Exercise: Each line of the listing that contains the word "INHABER" is to be copied.
═════ Records for the exercise ═════
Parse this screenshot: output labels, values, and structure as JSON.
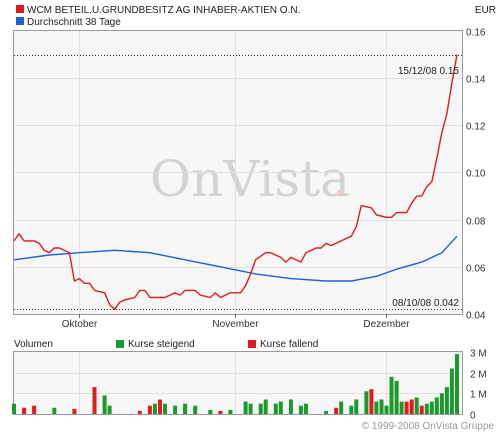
{
  "header": {
    "instrument": "WCM BETEIL.U.GRUNDBESITZ AG INHABER-AKTIEN O.N.",
    "currency": "EUR",
    "average_label": "Durchschnitt 38 Tage"
  },
  "watermark": "OnVista",
  "watermark_dot": ".",
  "copyright": "© 1999-2008 OnVista Gruppe",
  "colors": {
    "price": "#e31b1b",
    "average": "#1f5fd6",
    "rising": "#1a9a2a",
    "falling": "#e31b1b",
    "panel_bg": "#f7f7f7",
    "frame": "#9a9a9a"
  },
  "annotations": {
    "high": "15/12/08 0.15",
    "low": "08/10/08 0.042"
  },
  "volume_panel": {
    "title": "Volumen",
    "legend_up": "Kurse steigend",
    "legend_down": "Kurse fallend"
  },
  "chart_data": [
    {
      "type": "line",
      "title": "WCM BETEIL.U.GRUNDBESITZ AG INHABER-AKTIEN O.N.",
      "unit": "EUR",
      "x_range": [
        "2008-09-18",
        "2008-12-16"
      ],
      "x_ticks": [
        {
          "label": "Oktober",
          "date": "2008-10-01"
        },
        {
          "label": "November",
          "date": "2008-11-01"
        },
        {
          "label": "Dezember",
          "date": "2008-12-01"
        }
      ],
      "ylim": [
        0.04,
        0.16
      ],
      "y_ticks": [
        {
          "label": "0.04",
          "value": 0.04
        },
        {
          "label": "0.06",
          "value": 0.06
        },
        {
          "label": "0.08",
          "value": 0.08
        },
        {
          "label": "0.10",
          "value": 0.1
        },
        {
          "label": "0.12",
          "value": 0.12
        },
        {
          "label": "0.14",
          "value": 0.14
        },
        {
          "label": "0.16",
          "value": 0.16
        }
      ],
      "reference_lines": [
        {
          "value": 0.15,
          "label": "15/12/08 0.15"
        },
        {
          "value": 0.042,
          "label": "08/10/08 0.042"
        }
      ],
      "legend": "top-left",
      "series": [
        {
          "name": "WCM BETEIL.U.GRUNDBESITZ AG INHABER-AKTIEN O.N.",
          "color": "#e31b1b",
          "points": [
            [
              "2008-09-18",
              0.071
            ],
            [
              "2008-09-19",
              0.074
            ],
            [
              "2008-09-20",
              0.071
            ],
            [
              "2008-09-22",
              0.071
            ],
            [
              "2008-09-23",
              0.07
            ],
            [
              "2008-09-24",
              0.067
            ],
            [
              "2008-09-25",
              0.066
            ],
            [
              "2008-09-26",
              0.068
            ],
            [
              "2008-09-27",
              0.068
            ],
            [
              "2008-09-29",
              0.066
            ],
            [
              "2008-09-30",
              0.054
            ],
            [
              "2008-10-01",
              0.055
            ],
            [
              "2008-10-02",
              0.053
            ],
            [
              "2008-10-03",
              0.053
            ],
            [
              "2008-10-04",
              0.05
            ],
            [
              "2008-10-06",
              0.049
            ],
            [
              "2008-10-07",
              0.044
            ],
            [
              "2008-10-08",
              0.042
            ],
            [
              "2008-10-09",
              0.045
            ],
            [
              "2008-10-10",
              0.046
            ],
            [
              "2008-10-12",
              0.047
            ],
            [
              "2008-10-13",
              0.05
            ],
            [
              "2008-10-14",
              0.05
            ],
            [
              "2008-10-15",
              0.047
            ],
            [
              "2008-10-17",
              0.047
            ],
            [
              "2008-10-18",
              0.047
            ],
            [
              "2008-10-20",
              0.049
            ],
            [
              "2008-10-21",
              0.048
            ],
            [
              "2008-10-22",
              0.05
            ],
            [
              "2008-10-24",
              0.05
            ],
            [
              "2008-10-25",
              0.048
            ],
            [
              "2008-10-27",
              0.047
            ],
            [
              "2008-10-28",
              0.049
            ],
            [
              "2008-10-29",
              0.047
            ],
            [
              "2008-10-31",
              0.049
            ],
            [
              "2008-11-01",
              0.049
            ],
            [
              "2008-11-02",
              0.049
            ],
            [
              "2008-11-03",
              0.052
            ],
            [
              "2008-11-04",
              0.057
            ],
            [
              "2008-11-05",
              0.063
            ],
            [
              "2008-11-07",
              0.066
            ],
            [
              "2008-11-08",
              0.066
            ],
            [
              "2008-11-10",
              0.064
            ],
            [
              "2008-11-11",
              0.062
            ],
            [
              "2008-11-12",
              0.064
            ],
            [
              "2008-11-14",
              0.062
            ],
            [
              "2008-11-15",
              0.066
            ],
            [
              "2008-11-17",
              0.068
            ],
            [
              "2008-11-18",
              0.068
            ],
            [
              "2008-11-19",
              0.07
            ],
            [
              "2008-11-20",
              0.069
            ],
            [
              "2008-11-22",
              0.071
            ],
            [
              "2008-11-23",
              0.072
            ],
            [
              "2008-11-24",
              0.073
            ],
            [
              "2008-11-25",
              0.077
            ],
            [
              "2008-11-26",
              0.086
            ],
            [
              "2008-11-28",
              0.085
            ],
            [
              "2008-11-29",
              0.082
            ],
            [
              "2008-12-01",
              0.081
            ],
            [
              "2008-12-02",
              0.081
            ],
            [
              "2008-12-03",
              0.083
            ],
            [
              "2008-12-05",
              0.083
            ],
            [
              "2008-12-06",
              0.087
            ],
            [
              "2008-12-07",
              0.09
            ],
            [
              "2008-12-08",
              0.09
            ],
            [
              "2008-12-09",
              0.094
            ],
            [
              "2008-12-10",
              0.096
            ],
            [
              "2008-12-11",
              0.106
            ],
            [
              "2008-12-12",
              0.117
            ],
            [
              "2008-12-13",
              0.125
            ],
            [
              "2008-12-14",
              0.138
            ],
            [
              "2008-12-15",
              0.15
            ]
          ]
        },
        {
          "name": "Durchschnitt 38 Tage",
          "color": "#1f5fd6",
          "points": [
            [
              "2008-09-18",
              0.063
            ],
            [
              "2008-09-25",
              0.065
            ],
            [
              "2008-10-01",
              0.066
            ],
            [
              "2008-10-08",
              0.067
            ],
            [
              "2008-10-15",
              0.066
            ],
            [
              "2008-10-22",
              0.063
            ],
            [
              "2008-10-29",
              0.06
            ],
            [
              "2008-11-05",
              0.057
            ],
            [
              "2008-11-12",
              0.055
            ],
            [
              "2008-11-19",
              0.054
            ],
            [
              "2008-11-24",
              0.054
            ],
            [
              "2008-11-29",
              0.056
            ],
            [
              "2008-12-03",
              0.059
            ],
            [
              "2008-12-08",
              0.062
            ],
            [
              "2008-12-12",
              0.066
            ],
            [
              "2008-12-15",
              0.073
            ]
          ]
        }
      ]
    },
    {
      "type": "bar",
      "title": "Volumen",
      "ylim": [
        0,
        3000000
      ],
      "y_ticks": [
        {
          "label": "0",
          "value": 0
        },
        {
          "label": "1 M",
          "value": 1000000
        },
        {
          "label": "2 M",
          "value": 2000000
        },
        {
          "label": "3 M",
          "value": 3000000
        }
      ],
      "legend": "top",
      "series_names": {
        "up": "Kurse steigend",
        "down": "Kurse fallend"
      },
      "bars": [
        {
          "date": "2008-09-18",
          "value": 500000,
          "dir": "up"
        },
        {
          "date": "2008-09-20",
          "value": 300000,
          "dir": "down"
        },
        {
          "date": "2008-09-22",
          "value": 400000,
          "dir": "down"
        },
        {
          "date": "2008-09-26",
          "value": 300000,
          "dir": "up"
        },
        {
          "date": "2008-09-30",
          "value": 250000,
          "dir": "down"
        },
        {
          "date": "2008-10-04",
          "value": 1300000,
          "dir": "down"
        },
        {
          "date": "2008-10-06",
          "value": 900000,
          "dir": "up"
        },
        {
          "date": "2008-10-07",
          "value": 400000,
          "dir": "up"
        },
        {
          "date": "2008-10-13",
          "value": 150000,
          "dir": "down"
        },
        {
          "date": "2008-10-15",
          "value": 400000,
          "dir": "down"
        },
        {
          "date": "2008-10-16",
          "value": 500000,
          "dir": "up"
        },
        {
          "date": "2008-10-17",
          "value": 700000,
          "dir": "down"
        },
        {
          "date": "2008-10-18",
          "value": 500000,
          "dir": "up"
        },
        {
          "date": "2008-10-20",
          "value": 400000,
          "dir": "up"
        },
        {
          "date": "2008-10-22",
          "value": 500000,
          "dir": "up"
        },
        {
          "date": "2008-10-24",
          "value": 400000,
          "dir": "up"
        },
        {
          "date": "2008-10-27",
          "value": 200000,
          "dir": "up"
        },
        {
          "date": "2008-10-29",
          "value": 150000,
          "dir": "down"
        },
        {
          "date": "2008-10-31",
          "value": 200000,
          "dir": "up"
        },
        {
          "date": "2008-11-03",
          "value": 600000,
          "dir": "up"
        },
        {
          "date": "2008-11-04",
          "value": 500000,
          "dir": "up"
        },
        {
          "date": "2008-11-06",
          "value": 500000,
          "dir": "up"
        },
        {
          "date": "2008-11-07",
          "value": 700000,
          "dir": "up"
        },
        {
          "date": "2008-11-09",
          "value": 500000,
          "dir": "up"
        },
        {
          "date": "2008-11-10",
          "value": 600000,
          "dir": "up"
        },
        {
          "date": "2008-11-12",
          "value": 700000,
          "dir": "up"
        },
        {
          "date": "2008-11-14",
          "value": 400000,
          "dir": "up"
        },
        {
          "date": "2008-11-15",
          "value": 500000,
          "dir": "up"
        },
        {
          "date": "2008-11-19",
          "value": 150000,
          "dir": "up"
        },
        {
          "date": "2008-11-21",
          "value": 300000,
          "dir": "down"
        },
        {
          "date": "2008-11-22",
          "value": 600000,
          "dir": "up"
        },
        {
          "date": "2008-11-24",
          "value": 400000,
          "dir": "up"
        },
        {
          "date": "2008-11-25",
          "value": 700000,
          "dir": "up"
        },
        {
          "date": "2008-11-27",
          "value": 1100000,
          "dir": "up"
        },
        {
          "date": "2008-11-28",
          "value": 1200000,
          "dir": "down"
        },
        {
          "date": "2008-11-29",
          "value": 600000,
          "dir": "up"
        },
        {
          "date": "2008-11-30",
          "value": 700000,
          "dir": "up"
        },
        {
          "date": "2008-12-01",
          "value": 400000,
          "dir": "up"
        },
        {
          "date": "2008-12-02",
          "value": 1800000,
          "dir": "up"
        },
        {
          "date": "2008-12-03",
          "value": 1600000,
          "dir": "up"
        },
        {
          "date": "2008-12-04",
          "value": 600000,
          "dir": "up"
        },
        {
          "date": "2008-12-05",
          "value": 600000,
          "dir": "down"
        },
        {
          "date": "2008-12-06",
          "value": 700000,
          "dir": "down"
        },
        {
          "date": "2008-12-07",
          "value": 800000,
          "dir": "up"
        },
        {
          "date": "2008-12-08",
          "value": 400000,
          "dir": "down"
        },
        {
          "date": "2008-12-09",
          "value": 500000,
          "dir": "up"
        },
        {
          "date": "2008-12-10",
          "value": 600000,
          "dir": "up"
        },
        {
          "date": "2008-12-11",
          "value": 800000,
          "dir": "up"
        },
        {
          "date": "2008-12-12",
          "value": 1000000,
          "dir": "up"
        },
        {
          "date": "2008-12-13",
          "value": 1300000,
          "dir": "up"
        },
        {
          "date": "2008-12-14",
          "value": 2200000,
          "dir": "up"
        },
        {
          "date": "2008-12-15",
          "value": 2900000,
          "dir": "up"
        }
      ]
    }
  ]
}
═════
Result for this task:
    "instrument": "WCM BETEIL.U.GRUNDBESITZ AG INHABER-AKTIEN O.N.",
      "title": "WCM BETEIL.U.GRUNDBESITZ AG INHABER-AKTIEN O.N.",
          "name": "WCM BETEIL.U.GRUNDBESITZ AG INHABER-AKTIEN O.N.",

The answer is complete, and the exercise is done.